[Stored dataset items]
┌──

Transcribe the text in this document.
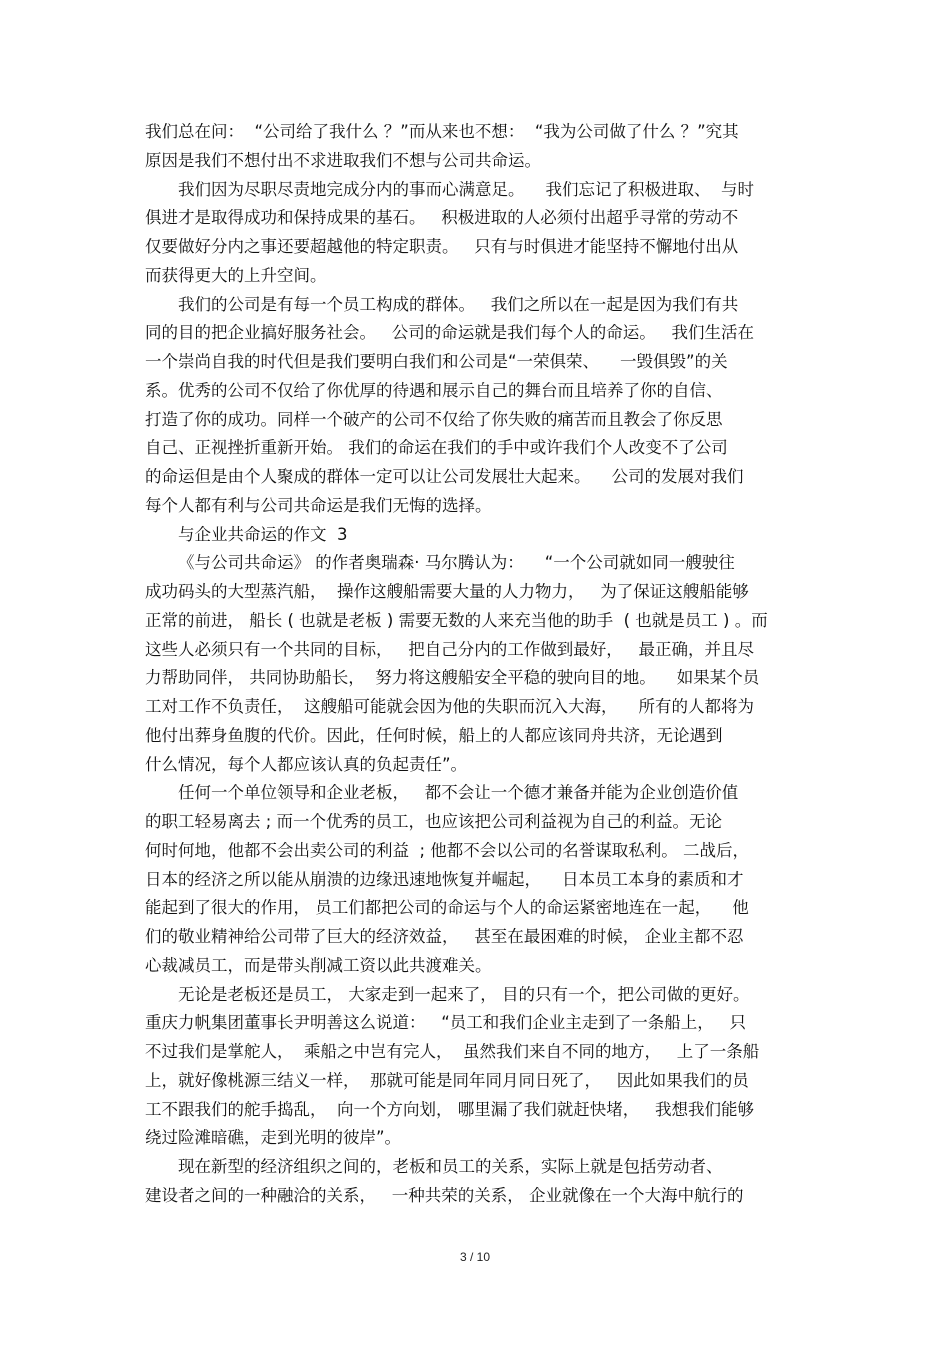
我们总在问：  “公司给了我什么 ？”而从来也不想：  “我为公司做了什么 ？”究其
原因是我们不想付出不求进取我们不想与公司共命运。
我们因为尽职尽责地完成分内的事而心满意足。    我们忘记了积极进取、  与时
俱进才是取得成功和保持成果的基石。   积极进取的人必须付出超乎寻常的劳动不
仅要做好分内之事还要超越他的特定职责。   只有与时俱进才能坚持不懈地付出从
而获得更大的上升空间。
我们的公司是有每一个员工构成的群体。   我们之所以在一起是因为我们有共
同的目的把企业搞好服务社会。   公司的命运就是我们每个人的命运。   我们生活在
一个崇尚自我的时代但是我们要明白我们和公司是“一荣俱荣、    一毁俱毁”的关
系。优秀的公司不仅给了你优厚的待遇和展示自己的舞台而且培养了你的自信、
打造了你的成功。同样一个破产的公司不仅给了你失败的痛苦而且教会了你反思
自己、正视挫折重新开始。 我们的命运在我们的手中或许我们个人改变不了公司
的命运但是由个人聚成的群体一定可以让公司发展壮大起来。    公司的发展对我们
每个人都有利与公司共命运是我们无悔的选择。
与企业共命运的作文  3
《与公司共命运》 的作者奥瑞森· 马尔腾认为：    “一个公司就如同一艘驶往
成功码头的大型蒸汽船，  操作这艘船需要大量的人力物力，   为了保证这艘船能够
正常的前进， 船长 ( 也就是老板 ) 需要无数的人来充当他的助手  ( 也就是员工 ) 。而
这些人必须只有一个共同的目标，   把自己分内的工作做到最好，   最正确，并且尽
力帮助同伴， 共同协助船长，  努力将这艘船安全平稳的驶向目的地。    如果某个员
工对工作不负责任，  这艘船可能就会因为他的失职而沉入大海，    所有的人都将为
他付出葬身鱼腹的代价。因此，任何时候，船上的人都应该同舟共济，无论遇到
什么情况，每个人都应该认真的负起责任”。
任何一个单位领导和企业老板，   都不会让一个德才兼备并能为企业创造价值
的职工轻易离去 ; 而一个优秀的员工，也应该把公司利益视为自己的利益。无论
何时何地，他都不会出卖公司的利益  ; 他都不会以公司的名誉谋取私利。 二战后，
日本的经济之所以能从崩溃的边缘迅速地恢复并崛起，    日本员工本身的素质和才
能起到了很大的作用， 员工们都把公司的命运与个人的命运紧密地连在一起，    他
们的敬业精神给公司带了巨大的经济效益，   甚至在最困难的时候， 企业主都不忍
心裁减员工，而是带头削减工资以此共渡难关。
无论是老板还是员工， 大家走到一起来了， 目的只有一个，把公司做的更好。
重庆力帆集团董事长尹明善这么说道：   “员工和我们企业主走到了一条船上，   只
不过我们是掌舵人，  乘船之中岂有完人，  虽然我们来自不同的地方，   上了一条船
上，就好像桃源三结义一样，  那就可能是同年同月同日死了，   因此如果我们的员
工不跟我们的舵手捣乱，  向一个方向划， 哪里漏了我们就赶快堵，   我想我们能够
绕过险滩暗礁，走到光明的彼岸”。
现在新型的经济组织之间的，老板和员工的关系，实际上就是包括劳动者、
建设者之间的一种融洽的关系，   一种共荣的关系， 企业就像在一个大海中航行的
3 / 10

└──
┌──

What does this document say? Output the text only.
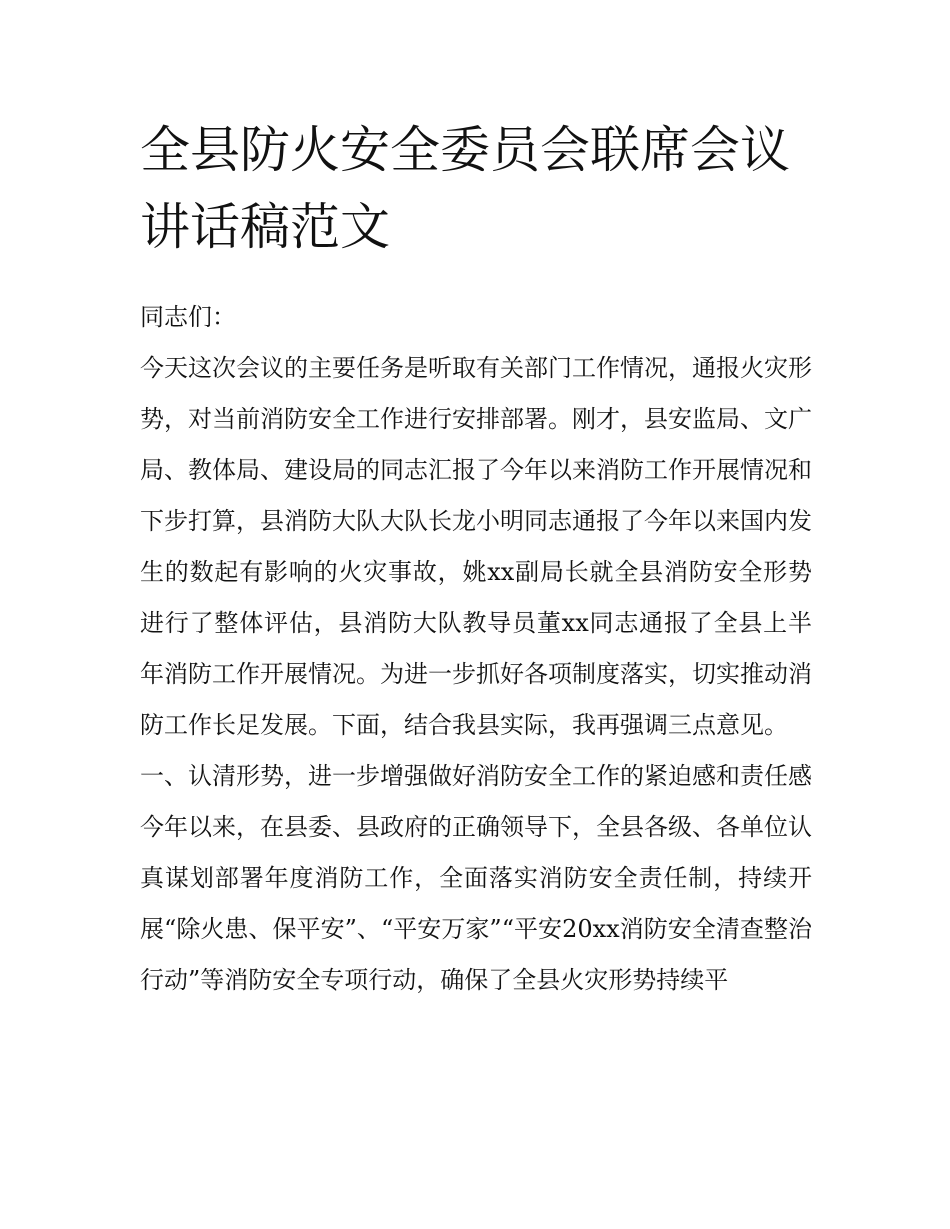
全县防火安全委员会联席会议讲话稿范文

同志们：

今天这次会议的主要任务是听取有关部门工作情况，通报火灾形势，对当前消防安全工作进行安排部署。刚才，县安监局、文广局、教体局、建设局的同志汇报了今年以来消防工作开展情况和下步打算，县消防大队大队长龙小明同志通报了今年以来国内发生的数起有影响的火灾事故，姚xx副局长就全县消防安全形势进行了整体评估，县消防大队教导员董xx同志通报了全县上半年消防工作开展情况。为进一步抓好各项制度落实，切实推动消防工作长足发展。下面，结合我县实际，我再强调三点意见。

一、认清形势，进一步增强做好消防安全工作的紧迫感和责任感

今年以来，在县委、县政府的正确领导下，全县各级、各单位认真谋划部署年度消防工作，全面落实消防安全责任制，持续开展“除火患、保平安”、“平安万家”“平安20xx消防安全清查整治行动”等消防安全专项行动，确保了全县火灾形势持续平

└──
┌──

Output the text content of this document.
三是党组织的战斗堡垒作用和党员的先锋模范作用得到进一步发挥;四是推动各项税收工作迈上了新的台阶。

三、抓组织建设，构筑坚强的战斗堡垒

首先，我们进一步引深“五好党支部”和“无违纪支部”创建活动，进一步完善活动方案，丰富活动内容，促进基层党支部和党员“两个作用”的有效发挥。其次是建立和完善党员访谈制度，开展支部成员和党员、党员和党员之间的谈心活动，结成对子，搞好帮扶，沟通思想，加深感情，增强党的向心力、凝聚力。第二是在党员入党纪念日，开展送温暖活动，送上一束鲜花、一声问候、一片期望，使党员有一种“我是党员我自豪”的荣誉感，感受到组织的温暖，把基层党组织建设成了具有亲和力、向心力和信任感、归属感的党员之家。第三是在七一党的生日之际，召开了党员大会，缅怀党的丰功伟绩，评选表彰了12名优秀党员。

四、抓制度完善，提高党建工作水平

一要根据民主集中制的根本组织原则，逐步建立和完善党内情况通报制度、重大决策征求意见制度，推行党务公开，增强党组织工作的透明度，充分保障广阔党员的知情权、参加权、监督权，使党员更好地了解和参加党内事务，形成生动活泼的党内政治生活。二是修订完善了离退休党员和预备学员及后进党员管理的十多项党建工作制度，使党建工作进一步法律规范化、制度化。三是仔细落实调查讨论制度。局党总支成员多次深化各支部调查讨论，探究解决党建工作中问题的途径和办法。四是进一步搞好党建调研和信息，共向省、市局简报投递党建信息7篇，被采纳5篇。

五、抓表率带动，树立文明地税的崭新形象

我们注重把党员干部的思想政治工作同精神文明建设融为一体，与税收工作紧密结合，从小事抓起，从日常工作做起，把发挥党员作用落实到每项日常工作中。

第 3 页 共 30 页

└──

■ Written instruction: Scan the material above. Copy each line that holds the word "this".

■ Task response:
Transcribe the text in this document.
What does this document say? Output the text only.
Output the text content of this document.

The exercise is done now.